● Aim: List each line of the data that holds the word "Extract".

-----

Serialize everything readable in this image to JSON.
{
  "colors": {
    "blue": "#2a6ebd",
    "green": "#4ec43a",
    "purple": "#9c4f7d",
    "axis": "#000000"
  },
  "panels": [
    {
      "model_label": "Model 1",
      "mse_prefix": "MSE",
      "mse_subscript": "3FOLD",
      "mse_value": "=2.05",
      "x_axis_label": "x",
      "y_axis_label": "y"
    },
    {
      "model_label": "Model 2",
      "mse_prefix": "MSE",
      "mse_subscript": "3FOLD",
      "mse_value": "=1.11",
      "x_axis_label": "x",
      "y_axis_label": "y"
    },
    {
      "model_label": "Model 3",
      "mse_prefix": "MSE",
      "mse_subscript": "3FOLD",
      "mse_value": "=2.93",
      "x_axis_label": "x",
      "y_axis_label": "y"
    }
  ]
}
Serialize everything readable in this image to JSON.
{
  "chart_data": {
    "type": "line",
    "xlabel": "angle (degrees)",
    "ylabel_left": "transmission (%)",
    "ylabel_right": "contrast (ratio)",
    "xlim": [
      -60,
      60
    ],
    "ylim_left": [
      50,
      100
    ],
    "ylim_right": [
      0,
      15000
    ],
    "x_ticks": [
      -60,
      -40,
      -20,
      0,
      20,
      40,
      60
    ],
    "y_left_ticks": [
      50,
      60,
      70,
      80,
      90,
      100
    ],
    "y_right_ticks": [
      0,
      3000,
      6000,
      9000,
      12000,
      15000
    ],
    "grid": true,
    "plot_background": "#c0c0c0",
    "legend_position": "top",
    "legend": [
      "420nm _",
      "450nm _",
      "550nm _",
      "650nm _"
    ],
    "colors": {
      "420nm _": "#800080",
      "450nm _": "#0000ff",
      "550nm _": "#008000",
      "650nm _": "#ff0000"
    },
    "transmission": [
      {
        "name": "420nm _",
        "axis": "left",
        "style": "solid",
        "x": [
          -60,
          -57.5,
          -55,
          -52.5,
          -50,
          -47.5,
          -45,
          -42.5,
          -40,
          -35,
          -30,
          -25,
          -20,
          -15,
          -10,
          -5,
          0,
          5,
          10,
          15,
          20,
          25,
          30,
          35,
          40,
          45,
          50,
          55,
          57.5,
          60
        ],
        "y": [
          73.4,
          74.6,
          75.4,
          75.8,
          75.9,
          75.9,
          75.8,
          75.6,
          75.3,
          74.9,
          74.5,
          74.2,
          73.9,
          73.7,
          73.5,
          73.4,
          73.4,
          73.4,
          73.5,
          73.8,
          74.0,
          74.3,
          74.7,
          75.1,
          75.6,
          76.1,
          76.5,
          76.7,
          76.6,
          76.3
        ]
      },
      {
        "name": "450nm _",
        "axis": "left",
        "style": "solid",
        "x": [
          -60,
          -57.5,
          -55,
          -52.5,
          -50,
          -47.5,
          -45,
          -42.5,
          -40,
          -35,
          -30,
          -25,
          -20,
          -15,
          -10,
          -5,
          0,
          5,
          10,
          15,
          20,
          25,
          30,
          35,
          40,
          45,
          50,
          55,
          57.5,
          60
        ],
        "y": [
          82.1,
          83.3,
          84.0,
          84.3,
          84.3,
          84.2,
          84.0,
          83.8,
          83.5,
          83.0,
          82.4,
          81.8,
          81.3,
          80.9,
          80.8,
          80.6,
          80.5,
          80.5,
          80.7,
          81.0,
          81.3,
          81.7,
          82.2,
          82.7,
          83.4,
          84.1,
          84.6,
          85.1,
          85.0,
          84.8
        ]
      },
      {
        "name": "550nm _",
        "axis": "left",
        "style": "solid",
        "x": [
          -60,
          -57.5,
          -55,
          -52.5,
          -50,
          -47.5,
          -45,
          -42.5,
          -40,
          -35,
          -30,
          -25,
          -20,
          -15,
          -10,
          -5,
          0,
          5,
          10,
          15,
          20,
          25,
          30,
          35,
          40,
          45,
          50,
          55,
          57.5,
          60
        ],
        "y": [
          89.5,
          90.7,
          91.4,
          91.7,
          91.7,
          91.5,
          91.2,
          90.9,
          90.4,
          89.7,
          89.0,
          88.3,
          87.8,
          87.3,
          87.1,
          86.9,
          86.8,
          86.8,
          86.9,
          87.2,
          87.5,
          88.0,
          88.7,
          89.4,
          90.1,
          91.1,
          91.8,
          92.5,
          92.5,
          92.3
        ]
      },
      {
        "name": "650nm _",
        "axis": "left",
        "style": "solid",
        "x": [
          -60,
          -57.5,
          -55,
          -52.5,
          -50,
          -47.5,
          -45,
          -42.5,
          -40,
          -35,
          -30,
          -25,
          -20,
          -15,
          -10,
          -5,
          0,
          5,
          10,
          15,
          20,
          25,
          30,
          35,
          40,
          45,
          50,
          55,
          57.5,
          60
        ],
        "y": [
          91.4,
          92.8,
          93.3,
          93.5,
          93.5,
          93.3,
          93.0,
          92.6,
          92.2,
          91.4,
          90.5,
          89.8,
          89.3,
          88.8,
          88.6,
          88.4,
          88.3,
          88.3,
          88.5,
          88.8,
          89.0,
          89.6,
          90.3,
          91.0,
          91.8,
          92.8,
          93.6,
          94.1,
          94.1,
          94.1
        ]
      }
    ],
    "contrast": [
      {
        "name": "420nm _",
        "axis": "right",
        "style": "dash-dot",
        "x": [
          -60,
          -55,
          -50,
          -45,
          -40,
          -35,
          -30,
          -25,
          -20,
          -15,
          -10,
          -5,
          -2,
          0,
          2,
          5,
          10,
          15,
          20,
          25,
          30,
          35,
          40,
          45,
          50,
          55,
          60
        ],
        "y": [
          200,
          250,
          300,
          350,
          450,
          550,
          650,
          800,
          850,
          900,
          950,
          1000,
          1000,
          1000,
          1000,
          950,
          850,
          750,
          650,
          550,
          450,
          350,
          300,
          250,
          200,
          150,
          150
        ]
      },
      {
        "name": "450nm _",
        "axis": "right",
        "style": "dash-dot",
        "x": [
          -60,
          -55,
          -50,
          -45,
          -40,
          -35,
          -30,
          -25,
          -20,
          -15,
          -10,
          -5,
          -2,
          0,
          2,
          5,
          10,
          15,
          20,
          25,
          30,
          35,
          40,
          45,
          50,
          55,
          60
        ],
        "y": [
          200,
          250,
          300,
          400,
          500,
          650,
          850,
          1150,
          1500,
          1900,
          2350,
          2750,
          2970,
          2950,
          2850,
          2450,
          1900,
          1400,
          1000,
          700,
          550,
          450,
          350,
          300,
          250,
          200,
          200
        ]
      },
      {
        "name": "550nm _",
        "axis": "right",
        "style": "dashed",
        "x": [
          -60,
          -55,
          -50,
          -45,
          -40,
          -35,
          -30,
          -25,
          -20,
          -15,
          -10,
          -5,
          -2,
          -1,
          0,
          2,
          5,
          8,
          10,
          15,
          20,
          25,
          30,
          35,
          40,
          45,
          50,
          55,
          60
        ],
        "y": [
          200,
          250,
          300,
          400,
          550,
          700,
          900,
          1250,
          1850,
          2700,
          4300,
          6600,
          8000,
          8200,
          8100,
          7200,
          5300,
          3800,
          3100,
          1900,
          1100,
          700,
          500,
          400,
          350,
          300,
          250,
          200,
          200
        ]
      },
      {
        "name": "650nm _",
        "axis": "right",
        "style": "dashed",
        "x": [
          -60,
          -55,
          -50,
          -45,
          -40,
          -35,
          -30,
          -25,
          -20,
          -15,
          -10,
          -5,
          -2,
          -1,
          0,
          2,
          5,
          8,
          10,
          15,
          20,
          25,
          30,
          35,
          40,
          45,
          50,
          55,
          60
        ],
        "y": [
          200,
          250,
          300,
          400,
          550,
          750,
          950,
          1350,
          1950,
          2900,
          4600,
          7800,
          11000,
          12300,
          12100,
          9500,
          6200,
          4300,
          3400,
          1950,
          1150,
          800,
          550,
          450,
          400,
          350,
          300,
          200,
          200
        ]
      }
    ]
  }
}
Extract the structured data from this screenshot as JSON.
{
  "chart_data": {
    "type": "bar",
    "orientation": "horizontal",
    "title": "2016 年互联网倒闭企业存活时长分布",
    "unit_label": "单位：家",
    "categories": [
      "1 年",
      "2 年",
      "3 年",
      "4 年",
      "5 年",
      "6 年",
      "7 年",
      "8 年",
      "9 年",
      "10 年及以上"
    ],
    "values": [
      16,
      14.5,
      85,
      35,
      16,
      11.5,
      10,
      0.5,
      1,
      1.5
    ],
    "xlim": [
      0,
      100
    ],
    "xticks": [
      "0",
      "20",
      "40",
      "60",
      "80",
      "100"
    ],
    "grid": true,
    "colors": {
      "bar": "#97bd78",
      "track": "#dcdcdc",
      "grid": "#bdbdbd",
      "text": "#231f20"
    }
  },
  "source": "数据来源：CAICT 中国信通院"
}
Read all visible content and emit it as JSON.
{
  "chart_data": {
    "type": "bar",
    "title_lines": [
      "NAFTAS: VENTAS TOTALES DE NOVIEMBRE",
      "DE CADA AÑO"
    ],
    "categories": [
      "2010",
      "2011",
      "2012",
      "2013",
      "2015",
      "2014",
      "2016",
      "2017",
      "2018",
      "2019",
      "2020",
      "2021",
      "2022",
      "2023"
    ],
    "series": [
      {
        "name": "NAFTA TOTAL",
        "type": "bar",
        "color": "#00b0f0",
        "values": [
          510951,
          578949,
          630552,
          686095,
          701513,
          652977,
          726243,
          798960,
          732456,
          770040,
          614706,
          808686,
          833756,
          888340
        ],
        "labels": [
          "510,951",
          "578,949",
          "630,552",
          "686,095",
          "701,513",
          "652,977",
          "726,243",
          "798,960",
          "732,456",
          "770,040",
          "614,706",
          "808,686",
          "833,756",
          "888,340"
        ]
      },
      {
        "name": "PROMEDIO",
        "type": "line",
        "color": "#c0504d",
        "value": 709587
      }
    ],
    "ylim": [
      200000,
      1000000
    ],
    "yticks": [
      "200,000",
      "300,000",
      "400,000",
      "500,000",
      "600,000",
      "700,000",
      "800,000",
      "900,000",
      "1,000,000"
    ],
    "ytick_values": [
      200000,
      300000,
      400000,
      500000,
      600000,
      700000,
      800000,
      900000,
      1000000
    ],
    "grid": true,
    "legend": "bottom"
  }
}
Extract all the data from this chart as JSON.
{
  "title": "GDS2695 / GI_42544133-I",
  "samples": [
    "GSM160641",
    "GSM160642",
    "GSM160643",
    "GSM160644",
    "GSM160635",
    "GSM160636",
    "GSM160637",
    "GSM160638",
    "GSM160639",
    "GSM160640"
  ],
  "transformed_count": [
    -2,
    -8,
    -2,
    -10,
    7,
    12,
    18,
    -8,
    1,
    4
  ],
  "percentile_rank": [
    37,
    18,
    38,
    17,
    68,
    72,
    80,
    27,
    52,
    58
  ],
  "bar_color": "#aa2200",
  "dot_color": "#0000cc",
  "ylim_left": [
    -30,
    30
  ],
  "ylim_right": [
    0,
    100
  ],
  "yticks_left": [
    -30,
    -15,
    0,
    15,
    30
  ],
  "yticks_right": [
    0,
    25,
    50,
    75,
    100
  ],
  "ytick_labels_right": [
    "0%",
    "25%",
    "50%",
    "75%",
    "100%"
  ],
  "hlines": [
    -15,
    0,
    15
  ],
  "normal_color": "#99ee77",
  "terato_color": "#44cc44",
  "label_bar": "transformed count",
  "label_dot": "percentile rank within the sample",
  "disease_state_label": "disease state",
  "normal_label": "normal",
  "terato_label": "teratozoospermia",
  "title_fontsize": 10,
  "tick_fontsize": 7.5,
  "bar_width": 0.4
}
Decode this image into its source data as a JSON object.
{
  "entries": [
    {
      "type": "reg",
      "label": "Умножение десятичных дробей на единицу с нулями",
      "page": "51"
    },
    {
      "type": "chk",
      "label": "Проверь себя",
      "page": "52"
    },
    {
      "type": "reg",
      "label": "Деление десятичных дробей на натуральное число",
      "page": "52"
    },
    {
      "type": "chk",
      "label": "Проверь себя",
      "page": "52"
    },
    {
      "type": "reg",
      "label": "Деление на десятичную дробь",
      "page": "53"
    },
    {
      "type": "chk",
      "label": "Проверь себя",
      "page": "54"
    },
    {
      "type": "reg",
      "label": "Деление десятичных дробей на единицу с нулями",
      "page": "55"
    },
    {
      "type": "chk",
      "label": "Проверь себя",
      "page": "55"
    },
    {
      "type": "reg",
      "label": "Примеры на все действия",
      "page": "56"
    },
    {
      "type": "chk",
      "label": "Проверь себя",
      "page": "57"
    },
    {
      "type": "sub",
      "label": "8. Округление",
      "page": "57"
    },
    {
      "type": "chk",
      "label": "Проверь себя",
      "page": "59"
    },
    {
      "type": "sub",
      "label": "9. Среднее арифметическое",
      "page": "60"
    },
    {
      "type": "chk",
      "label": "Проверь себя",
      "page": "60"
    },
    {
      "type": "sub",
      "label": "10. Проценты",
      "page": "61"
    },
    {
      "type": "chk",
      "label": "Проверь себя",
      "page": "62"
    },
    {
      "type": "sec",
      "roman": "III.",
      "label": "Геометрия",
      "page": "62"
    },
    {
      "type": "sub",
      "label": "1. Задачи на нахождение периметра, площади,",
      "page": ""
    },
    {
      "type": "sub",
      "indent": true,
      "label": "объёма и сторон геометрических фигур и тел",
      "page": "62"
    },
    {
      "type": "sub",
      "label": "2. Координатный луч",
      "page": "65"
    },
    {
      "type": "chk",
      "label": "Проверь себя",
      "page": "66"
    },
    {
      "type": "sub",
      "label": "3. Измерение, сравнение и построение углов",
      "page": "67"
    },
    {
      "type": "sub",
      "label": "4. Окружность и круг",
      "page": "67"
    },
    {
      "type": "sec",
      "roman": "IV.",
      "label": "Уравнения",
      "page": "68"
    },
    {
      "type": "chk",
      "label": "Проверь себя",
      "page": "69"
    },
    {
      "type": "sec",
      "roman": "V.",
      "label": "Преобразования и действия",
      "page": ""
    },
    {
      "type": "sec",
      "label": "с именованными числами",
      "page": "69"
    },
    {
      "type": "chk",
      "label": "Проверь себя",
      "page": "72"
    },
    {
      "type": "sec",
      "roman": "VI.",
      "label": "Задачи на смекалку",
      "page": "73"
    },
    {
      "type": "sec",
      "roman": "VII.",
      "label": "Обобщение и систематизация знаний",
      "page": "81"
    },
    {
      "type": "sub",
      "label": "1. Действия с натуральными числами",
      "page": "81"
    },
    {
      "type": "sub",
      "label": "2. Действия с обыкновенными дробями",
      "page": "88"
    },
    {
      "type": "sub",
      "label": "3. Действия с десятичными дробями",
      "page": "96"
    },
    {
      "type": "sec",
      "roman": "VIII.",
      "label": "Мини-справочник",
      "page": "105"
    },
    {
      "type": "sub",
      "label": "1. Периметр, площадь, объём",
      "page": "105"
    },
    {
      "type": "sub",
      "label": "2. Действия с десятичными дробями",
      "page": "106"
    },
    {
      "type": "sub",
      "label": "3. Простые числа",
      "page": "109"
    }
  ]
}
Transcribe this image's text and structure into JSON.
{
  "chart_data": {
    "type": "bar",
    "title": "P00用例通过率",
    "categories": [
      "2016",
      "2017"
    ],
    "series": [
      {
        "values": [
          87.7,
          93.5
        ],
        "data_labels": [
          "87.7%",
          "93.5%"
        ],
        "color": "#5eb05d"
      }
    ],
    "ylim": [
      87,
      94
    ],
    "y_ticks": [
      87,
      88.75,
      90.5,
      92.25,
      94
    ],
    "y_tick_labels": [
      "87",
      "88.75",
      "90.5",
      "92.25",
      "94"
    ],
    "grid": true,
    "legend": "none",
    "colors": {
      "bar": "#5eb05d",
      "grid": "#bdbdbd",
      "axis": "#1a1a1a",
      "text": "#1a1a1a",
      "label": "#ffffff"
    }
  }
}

-----

● Exercise answer:
Extract the structured data from this screenshot as JSON.
Extract all the data from this chart as JSON.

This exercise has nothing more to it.